- **What is needed**: Identify each line containing the word "structured" and copy it.
-------- Provided records --------
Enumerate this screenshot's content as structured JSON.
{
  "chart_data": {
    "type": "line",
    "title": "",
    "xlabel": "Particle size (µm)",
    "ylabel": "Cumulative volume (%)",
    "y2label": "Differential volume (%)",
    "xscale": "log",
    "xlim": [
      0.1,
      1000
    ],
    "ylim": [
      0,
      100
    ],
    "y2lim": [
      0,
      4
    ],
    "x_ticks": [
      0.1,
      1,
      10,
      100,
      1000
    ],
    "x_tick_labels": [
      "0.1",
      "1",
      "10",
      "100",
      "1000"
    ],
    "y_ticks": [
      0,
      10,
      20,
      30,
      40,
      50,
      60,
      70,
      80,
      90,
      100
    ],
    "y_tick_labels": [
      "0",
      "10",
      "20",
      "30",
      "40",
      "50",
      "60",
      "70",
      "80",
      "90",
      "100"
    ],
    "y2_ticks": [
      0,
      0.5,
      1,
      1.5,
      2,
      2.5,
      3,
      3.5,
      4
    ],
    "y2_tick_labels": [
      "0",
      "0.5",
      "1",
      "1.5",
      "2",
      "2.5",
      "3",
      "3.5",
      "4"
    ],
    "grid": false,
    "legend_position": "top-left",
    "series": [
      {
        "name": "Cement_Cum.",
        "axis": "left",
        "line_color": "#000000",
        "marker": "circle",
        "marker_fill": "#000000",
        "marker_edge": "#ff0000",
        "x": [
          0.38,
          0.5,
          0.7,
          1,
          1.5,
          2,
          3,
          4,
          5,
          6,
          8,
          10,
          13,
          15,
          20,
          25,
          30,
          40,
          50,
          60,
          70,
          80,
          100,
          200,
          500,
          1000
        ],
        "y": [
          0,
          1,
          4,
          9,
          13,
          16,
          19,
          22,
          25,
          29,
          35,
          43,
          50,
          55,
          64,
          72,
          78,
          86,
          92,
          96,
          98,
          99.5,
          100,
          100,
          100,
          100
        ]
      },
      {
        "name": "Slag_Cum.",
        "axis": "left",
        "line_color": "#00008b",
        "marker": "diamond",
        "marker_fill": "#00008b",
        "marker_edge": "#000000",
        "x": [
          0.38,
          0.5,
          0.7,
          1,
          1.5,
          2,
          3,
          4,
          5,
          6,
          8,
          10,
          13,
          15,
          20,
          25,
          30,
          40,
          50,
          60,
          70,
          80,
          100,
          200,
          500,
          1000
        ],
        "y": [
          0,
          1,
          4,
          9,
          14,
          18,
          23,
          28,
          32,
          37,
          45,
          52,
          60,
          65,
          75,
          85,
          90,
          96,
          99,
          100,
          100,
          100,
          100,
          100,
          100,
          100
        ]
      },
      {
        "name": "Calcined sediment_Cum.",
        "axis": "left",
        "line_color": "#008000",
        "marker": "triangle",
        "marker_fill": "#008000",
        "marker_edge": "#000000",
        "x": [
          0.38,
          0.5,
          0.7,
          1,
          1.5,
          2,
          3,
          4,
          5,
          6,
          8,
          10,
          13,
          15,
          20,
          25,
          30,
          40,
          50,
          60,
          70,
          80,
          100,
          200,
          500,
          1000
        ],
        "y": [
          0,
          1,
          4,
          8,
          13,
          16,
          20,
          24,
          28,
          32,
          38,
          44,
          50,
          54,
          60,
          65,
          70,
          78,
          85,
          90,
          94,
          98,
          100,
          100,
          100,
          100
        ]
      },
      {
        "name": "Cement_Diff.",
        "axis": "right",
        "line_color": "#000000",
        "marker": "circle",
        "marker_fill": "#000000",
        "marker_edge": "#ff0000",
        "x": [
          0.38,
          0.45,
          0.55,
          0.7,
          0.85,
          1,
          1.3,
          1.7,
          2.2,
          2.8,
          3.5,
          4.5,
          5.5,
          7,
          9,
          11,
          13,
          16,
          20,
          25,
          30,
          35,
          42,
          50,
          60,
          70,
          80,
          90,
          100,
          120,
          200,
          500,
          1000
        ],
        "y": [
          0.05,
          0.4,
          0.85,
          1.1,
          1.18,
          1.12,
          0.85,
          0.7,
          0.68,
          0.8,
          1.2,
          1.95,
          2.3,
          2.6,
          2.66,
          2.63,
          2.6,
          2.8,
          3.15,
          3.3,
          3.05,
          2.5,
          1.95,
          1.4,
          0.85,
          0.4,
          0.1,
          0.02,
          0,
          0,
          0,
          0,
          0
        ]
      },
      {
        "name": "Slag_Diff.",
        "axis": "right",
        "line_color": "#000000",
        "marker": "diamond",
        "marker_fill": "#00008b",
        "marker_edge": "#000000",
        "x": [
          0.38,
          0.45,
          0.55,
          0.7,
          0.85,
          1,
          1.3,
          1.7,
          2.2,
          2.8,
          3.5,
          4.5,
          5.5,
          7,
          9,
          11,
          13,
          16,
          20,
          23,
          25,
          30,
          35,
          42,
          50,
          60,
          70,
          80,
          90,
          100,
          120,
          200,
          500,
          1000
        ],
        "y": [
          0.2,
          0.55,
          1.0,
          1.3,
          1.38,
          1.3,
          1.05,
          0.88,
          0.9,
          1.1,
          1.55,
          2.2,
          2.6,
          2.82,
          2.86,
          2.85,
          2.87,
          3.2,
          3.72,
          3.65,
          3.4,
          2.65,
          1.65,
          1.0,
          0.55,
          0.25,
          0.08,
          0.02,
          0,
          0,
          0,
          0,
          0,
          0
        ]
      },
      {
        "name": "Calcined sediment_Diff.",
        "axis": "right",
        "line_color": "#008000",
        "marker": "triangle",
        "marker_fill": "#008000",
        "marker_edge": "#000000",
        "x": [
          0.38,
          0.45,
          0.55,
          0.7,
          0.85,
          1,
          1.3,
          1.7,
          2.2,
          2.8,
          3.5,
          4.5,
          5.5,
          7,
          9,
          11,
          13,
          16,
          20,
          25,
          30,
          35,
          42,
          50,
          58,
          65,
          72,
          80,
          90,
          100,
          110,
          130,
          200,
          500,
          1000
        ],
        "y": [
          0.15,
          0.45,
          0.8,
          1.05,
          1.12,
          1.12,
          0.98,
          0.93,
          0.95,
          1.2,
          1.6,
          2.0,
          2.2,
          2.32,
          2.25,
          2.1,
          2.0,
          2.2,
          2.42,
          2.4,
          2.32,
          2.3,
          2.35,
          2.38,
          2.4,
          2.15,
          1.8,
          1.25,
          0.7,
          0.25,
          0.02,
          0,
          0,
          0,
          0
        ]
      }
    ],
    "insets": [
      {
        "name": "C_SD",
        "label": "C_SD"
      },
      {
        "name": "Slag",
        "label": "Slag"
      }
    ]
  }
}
--------
-------- Provided records --------
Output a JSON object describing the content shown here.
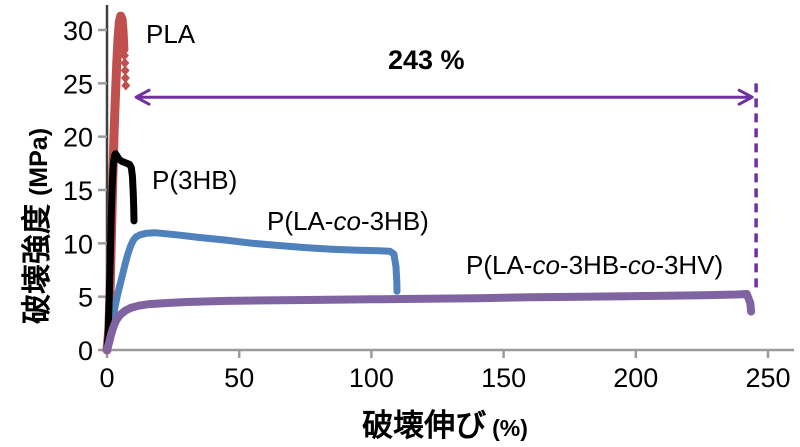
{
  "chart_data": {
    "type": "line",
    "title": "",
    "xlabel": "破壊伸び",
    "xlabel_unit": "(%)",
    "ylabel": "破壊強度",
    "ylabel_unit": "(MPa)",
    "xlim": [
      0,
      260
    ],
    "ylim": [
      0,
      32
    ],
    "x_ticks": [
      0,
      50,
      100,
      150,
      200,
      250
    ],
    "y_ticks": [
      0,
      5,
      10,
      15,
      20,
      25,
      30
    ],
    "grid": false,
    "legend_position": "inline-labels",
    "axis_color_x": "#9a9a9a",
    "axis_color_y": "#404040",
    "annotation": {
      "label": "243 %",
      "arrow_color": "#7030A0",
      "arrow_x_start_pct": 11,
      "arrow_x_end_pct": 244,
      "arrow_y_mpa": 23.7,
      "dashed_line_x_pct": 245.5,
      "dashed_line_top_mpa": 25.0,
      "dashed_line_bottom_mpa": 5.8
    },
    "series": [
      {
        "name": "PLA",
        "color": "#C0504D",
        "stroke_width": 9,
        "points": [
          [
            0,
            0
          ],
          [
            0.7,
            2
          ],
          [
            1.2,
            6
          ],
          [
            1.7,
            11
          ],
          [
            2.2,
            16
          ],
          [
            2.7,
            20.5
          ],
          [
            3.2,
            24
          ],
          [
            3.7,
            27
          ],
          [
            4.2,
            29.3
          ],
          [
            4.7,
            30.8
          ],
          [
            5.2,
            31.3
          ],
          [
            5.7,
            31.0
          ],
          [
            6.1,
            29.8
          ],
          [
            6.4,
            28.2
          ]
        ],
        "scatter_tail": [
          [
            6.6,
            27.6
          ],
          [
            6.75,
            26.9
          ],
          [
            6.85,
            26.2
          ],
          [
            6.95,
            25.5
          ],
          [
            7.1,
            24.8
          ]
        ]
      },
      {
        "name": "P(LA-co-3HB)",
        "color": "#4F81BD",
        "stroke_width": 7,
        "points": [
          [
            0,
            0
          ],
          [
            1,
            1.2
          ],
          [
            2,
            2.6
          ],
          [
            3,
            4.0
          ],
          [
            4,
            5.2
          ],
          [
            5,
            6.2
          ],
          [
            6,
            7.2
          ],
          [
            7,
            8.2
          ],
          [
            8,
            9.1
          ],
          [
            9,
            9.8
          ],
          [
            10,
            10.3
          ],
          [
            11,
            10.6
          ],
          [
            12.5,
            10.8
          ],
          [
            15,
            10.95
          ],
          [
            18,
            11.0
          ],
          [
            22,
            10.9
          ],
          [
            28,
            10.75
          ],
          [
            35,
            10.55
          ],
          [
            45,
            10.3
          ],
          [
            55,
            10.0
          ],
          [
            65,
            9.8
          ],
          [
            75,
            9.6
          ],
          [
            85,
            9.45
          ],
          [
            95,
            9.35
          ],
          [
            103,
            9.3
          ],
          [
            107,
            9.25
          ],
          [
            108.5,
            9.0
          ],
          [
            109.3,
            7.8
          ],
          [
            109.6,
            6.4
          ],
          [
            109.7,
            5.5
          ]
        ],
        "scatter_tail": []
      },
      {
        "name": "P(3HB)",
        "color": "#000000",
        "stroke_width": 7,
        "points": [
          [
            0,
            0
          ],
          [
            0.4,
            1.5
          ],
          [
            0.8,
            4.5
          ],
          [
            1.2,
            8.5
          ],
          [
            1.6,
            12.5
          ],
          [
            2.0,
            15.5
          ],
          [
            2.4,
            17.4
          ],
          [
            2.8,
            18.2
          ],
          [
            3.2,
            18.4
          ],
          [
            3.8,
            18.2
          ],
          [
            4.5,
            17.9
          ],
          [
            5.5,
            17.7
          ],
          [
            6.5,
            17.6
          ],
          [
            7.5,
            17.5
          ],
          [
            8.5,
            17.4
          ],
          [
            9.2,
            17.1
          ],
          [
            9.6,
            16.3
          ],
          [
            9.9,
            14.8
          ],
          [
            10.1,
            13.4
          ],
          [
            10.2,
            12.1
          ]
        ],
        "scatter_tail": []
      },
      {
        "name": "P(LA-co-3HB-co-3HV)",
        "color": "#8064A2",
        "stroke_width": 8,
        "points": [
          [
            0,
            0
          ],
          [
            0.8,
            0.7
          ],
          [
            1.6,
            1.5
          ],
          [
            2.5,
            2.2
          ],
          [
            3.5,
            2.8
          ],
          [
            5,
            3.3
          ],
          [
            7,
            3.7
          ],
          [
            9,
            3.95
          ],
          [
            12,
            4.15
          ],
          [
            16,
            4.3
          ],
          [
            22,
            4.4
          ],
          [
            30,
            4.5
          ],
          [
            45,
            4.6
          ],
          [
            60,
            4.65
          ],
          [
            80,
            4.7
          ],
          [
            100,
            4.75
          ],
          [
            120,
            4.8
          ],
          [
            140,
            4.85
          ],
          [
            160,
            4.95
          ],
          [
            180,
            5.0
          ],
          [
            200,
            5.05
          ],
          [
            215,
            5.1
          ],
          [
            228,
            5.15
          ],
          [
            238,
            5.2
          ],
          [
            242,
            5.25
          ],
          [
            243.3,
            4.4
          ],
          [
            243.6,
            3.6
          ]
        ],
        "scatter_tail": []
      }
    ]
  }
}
--------
-------- Provided records --------
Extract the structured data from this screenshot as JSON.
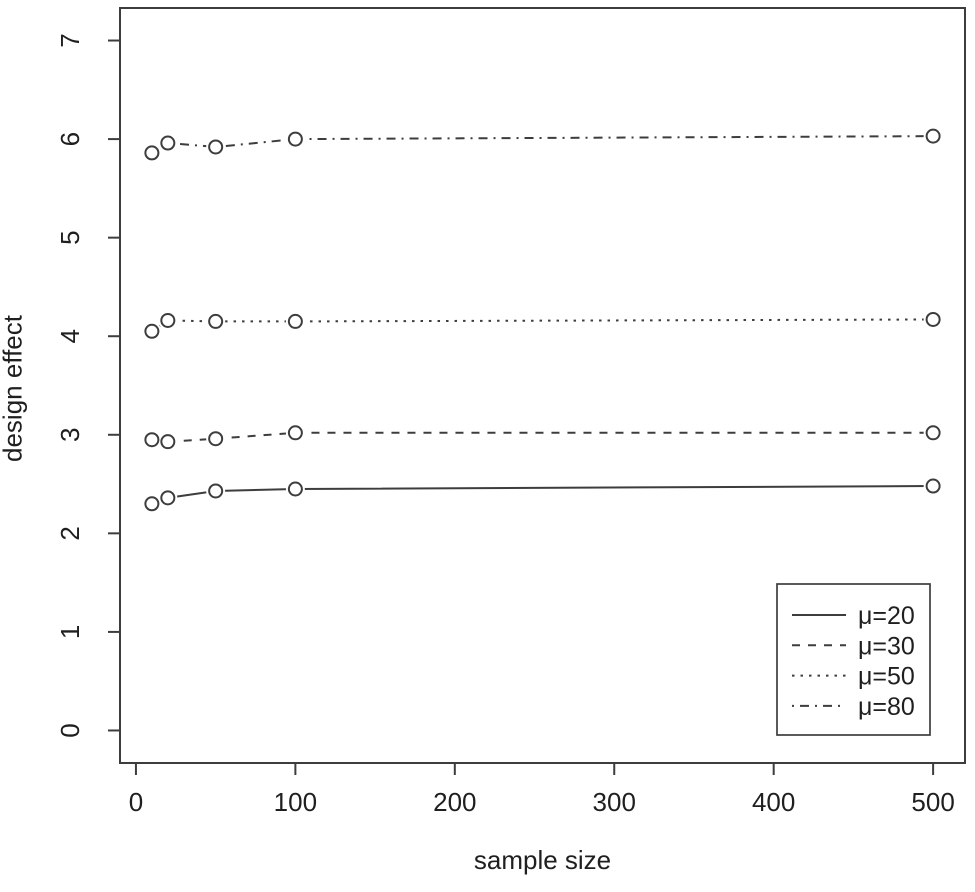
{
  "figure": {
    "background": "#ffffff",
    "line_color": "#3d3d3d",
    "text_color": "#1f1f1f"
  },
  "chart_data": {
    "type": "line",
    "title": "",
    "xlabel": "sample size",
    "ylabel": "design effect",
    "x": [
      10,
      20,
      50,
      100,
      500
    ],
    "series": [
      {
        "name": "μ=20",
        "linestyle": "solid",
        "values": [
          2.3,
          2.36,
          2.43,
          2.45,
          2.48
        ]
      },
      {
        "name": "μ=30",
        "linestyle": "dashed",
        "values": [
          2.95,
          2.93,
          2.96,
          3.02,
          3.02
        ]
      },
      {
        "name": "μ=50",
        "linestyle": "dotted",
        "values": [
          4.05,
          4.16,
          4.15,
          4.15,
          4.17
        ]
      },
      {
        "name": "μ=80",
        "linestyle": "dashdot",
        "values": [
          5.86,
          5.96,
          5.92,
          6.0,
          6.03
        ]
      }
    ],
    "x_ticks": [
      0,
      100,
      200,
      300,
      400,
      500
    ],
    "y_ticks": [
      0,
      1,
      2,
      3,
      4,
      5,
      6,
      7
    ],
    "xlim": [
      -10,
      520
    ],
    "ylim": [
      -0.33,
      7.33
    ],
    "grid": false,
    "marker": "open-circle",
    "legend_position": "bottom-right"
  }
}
--------
- **Solution**:
Enumerate this screenshot's content as structured JSON.
Extract the structured data from this screenshot as JSON.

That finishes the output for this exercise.